** Task description **
Search the material and gather each line with "document" in it.

** Given records **
※

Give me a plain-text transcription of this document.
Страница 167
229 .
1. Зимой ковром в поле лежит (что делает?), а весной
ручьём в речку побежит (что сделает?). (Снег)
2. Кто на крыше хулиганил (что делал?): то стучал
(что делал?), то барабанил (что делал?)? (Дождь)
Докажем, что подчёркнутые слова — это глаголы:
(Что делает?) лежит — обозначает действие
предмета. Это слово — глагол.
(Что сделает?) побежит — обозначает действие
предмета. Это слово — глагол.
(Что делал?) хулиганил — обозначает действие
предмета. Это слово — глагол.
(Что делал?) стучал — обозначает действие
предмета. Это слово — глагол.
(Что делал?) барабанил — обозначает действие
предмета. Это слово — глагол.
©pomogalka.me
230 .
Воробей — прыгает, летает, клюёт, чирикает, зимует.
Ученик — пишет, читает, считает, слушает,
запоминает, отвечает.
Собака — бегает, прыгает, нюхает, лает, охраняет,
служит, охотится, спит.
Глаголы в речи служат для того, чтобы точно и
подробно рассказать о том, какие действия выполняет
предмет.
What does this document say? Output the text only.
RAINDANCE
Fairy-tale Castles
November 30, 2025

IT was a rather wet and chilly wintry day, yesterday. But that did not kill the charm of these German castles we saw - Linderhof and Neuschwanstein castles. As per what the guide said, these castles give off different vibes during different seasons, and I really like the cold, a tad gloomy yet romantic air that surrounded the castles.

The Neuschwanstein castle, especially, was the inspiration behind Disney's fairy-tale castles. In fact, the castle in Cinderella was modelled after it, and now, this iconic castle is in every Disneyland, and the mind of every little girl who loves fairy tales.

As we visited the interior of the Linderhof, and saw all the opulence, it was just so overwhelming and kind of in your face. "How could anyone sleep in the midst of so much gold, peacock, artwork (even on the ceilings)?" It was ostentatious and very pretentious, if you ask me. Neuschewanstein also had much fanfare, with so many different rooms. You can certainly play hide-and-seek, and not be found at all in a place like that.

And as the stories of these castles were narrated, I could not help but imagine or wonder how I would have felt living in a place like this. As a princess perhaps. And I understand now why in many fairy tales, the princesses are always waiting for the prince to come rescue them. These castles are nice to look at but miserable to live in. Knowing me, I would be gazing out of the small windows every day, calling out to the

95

※

** Worked solution **
Give me a plain-text transcription of this document.
What does this document say? Output the text only.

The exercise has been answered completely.